┌─ Supplied material
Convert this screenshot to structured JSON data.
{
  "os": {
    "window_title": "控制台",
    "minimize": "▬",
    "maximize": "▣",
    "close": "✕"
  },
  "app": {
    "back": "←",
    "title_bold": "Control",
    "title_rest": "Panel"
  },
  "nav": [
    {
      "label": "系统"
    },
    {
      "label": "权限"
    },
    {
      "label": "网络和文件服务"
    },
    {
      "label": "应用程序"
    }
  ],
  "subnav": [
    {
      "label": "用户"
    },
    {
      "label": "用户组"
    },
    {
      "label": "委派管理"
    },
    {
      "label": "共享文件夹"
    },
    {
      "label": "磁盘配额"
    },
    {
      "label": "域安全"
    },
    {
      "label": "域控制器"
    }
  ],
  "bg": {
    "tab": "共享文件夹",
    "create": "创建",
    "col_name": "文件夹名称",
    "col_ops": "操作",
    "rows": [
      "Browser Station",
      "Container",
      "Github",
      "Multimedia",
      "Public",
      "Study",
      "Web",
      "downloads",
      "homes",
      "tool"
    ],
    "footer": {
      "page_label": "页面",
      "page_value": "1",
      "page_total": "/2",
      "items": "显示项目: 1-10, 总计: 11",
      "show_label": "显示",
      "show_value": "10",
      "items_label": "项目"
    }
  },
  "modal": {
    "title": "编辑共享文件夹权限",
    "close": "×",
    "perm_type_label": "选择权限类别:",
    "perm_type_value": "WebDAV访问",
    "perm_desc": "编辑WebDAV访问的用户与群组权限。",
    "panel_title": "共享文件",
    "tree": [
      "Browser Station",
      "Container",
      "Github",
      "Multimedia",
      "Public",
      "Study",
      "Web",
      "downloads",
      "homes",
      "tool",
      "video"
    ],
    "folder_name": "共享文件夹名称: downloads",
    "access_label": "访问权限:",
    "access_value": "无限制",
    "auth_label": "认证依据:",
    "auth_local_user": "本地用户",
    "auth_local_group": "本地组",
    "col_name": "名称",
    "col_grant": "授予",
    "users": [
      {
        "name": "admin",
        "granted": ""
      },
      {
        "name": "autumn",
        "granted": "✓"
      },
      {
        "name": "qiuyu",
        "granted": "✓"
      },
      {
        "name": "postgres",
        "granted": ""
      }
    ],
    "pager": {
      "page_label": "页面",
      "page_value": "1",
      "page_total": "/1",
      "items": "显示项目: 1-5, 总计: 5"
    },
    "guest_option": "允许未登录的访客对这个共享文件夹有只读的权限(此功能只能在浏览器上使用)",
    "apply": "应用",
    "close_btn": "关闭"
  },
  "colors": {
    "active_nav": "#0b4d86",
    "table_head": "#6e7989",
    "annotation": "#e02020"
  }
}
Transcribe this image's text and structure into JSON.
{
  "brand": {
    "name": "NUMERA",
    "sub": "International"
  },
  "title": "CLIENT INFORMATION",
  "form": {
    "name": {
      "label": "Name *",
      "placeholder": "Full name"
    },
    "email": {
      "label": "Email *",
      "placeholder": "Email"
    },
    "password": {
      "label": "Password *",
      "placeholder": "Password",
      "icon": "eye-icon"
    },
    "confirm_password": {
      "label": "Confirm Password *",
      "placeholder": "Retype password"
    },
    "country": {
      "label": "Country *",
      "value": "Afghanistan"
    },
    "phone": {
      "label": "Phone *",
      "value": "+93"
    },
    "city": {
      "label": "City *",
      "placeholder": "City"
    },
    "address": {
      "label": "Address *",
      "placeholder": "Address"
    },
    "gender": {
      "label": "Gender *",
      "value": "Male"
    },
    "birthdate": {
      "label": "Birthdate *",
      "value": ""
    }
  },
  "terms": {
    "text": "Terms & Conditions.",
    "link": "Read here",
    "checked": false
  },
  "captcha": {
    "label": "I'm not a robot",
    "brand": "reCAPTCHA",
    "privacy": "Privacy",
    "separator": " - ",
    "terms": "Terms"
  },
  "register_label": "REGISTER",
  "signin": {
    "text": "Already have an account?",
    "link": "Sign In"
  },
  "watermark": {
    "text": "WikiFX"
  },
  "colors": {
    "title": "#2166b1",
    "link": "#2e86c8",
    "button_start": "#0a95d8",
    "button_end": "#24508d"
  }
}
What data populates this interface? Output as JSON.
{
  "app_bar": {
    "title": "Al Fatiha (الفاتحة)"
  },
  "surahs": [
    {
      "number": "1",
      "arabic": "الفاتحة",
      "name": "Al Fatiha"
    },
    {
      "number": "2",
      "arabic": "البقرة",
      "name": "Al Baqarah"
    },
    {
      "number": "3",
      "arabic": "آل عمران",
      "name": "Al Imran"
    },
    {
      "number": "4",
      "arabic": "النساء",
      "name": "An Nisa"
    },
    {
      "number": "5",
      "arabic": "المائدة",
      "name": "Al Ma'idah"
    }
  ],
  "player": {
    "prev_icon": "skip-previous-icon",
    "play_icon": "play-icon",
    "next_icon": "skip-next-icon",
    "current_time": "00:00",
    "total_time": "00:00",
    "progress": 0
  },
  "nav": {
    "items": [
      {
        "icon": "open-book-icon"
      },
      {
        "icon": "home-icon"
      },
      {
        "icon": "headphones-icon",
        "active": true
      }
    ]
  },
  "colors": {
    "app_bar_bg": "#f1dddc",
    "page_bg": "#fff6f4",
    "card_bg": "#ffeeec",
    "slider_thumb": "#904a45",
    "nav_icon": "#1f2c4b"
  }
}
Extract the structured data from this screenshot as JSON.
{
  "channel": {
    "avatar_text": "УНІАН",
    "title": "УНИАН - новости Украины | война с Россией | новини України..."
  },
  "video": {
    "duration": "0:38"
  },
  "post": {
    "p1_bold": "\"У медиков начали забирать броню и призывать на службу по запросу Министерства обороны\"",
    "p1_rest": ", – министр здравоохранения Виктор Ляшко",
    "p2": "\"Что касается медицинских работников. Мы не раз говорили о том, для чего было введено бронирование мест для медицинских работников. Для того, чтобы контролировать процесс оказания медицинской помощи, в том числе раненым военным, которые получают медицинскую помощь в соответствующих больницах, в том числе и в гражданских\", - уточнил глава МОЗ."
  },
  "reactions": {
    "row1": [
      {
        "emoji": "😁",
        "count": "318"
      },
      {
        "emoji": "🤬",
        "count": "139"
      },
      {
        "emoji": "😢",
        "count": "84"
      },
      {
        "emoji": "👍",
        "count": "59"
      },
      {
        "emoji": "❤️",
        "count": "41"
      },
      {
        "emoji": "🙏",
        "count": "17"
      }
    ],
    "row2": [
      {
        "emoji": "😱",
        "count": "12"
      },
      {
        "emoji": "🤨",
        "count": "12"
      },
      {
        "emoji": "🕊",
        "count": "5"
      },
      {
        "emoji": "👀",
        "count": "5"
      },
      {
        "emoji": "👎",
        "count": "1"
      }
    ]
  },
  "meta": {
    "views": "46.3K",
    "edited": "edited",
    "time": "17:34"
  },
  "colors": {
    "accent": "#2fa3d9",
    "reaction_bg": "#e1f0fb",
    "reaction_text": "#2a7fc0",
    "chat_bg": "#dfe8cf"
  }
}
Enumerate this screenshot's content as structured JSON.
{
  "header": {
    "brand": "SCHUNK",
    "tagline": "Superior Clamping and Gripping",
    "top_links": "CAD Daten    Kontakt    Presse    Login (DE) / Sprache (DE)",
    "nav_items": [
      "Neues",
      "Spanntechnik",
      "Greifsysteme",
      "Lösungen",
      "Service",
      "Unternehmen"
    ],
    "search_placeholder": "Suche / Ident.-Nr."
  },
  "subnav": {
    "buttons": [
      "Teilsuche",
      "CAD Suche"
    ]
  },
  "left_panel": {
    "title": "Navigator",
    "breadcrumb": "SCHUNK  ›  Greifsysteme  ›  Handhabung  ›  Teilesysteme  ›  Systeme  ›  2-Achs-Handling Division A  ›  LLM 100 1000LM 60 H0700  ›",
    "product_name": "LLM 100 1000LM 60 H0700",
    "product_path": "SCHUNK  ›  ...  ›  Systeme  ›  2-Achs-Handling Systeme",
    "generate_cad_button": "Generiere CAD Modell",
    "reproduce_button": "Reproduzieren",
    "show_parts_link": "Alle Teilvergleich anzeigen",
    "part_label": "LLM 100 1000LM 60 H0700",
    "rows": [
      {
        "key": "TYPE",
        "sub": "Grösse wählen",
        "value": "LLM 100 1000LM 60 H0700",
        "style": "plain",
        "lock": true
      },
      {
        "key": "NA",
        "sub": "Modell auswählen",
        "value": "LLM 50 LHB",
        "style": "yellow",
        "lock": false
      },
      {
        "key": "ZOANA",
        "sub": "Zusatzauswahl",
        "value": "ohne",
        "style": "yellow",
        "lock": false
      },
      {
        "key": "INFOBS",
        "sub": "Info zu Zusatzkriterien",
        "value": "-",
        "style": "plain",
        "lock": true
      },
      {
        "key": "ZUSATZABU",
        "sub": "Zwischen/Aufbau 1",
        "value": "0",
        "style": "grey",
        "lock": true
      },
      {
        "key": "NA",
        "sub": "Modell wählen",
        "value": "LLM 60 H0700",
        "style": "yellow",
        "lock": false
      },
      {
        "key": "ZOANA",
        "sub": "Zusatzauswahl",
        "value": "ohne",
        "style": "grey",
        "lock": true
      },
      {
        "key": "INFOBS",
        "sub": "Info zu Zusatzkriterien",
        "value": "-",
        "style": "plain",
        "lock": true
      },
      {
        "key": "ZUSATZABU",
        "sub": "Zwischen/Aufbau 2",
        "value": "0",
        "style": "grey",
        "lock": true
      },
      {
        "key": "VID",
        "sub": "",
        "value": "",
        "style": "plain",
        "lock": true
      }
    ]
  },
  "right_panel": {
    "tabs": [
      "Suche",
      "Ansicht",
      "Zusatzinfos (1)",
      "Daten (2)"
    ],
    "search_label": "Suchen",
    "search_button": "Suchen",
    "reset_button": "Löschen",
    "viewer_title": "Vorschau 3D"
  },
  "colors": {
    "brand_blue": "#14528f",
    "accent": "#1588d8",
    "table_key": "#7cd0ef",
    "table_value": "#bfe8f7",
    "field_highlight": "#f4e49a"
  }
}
└─
◆ Prompt:
Identify and extract each line of the listing that contains "Suchen".

◆ Final result:
    "search_label": "Suchen",
    "search_button": "Suchen",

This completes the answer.